# [Records shown]
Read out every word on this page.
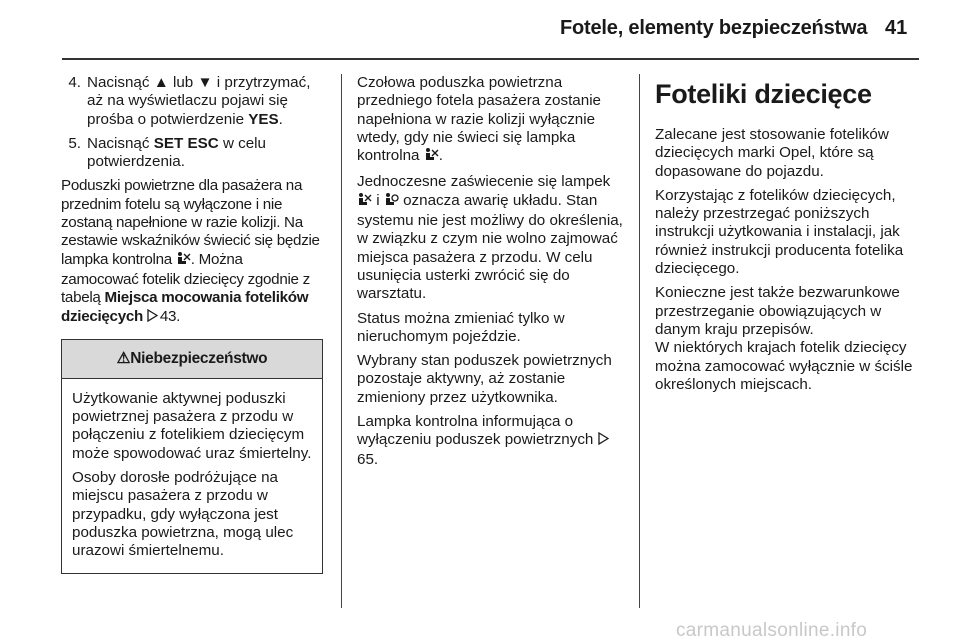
Fotele, elementy bezpieczeństwa 41
4. Nacisnąć ▲ lub ▼ i przytrzymać, aż na wyświetlaczu pojawi się prośba o potwierdzenie YES.
5. Nacisnąć SET ESC w celu potwierdzenia.

Poduszki powietrzne dla pasażera na przednim fotelu są wyłączone i nie zostaną napełnione w razie kolizji. Na zestawie wskaźników świecić się będzie lampka kontrolna . Można zamocować fotelik dziecięcy zgodnie z tabelą Miejsca mocowania fotelików dziecięcych 43.

⚠ Niebezpieczeństwo

Użytkowanie aktywnej poduszki powietrznej pasażera z przodu w połączeniu z fotelikiem dziecięcym może spowodować uraz śmiertelny.

Osoby dorosłe podróżujące na miejscu pasażera z przodu w przypadku, gdy wyłączona jest poduszka powietrzna, mogą ulec urazowi śmiertelnemu.

Czołowa poduszka powietrzna przedniego fotela pasażera zostanie napełniona w razie kolizji wyłącznie wtedy, gdy nie świeci się lampka kontrolna .

Jednoczesne zaświecenie się lampek  i oznacza awarię układu. Stan systemu nie jest możliwy do określenia, w związku z czym nie wolno zajmować miejsca pasażera z przodu. W celu usunięcia usterki zwrócić się do warsztatu.

Status można zmieniać tylko w nieruchomym pojeździe.

Wybrany stan poduszek powietrznych pozostaje aktywny, aż zostanie zmieniony przez użytkownika.

Lampka kontrolna informująca o wyłączeniu poduszek powietrznych 65.

Foteliki dziecięce

Zalecane jest stosowanie fotelików dziecięcych marki Opel, które są dopasowane do pojazdu.

Korzystając z fotelików dziecięcych, należy przestrzegać poniższych instrukcji użytkowania i instalacji, jak również instrukcji producenta fotelika dziecięcego.

Konieczne jest także bezwarunkowe przestrzeganie obowiązujących w danym kraju przepisów.

W niektórych krajach fotelik dziecięcy można zamocować wyłącznie w ściśle określonych miejscach.

carmanualsonline.info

# [Task to carry out]
Your answer should be one number: how many lines of the listing include the word "Nacisnąć".

# [Worked answer]
2